[begin Dataset]

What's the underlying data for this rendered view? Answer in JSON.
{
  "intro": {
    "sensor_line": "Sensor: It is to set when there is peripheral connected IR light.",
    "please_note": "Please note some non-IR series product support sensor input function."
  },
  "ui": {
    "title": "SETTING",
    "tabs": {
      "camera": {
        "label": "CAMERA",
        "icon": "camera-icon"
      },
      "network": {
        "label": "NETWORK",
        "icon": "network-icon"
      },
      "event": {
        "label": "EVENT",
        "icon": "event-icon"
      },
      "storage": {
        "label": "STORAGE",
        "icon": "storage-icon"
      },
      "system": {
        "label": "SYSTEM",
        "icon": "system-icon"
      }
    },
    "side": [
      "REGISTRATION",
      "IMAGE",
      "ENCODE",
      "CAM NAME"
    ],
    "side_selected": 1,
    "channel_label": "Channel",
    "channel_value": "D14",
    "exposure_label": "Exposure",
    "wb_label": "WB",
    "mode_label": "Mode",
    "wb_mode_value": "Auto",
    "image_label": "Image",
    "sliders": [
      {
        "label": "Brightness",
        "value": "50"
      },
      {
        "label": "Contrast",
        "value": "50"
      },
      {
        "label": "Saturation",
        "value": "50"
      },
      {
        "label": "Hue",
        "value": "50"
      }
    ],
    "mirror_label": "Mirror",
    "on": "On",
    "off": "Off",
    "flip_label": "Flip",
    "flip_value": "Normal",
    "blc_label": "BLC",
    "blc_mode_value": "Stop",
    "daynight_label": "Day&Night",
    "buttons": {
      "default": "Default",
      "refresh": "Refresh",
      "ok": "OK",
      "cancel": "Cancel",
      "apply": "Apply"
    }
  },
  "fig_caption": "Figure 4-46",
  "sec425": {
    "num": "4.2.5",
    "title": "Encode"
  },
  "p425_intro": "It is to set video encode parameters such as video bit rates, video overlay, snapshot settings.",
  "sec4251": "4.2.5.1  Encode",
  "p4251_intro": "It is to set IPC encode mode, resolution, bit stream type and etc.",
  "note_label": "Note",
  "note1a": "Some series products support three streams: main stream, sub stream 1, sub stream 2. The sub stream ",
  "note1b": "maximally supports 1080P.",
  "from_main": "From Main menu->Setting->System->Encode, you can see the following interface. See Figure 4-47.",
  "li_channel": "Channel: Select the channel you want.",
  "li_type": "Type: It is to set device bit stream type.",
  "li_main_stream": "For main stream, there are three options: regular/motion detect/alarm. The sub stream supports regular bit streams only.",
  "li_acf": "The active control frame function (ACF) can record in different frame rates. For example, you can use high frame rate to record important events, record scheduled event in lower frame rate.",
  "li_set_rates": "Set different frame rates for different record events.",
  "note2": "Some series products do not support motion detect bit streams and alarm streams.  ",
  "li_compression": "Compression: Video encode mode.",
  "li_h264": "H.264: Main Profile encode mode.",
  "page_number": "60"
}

[end Dataset]

Problem to work on:
Count up every line above that has the word "icon" in it; answer with the number alone.

Reply to the exercise:
5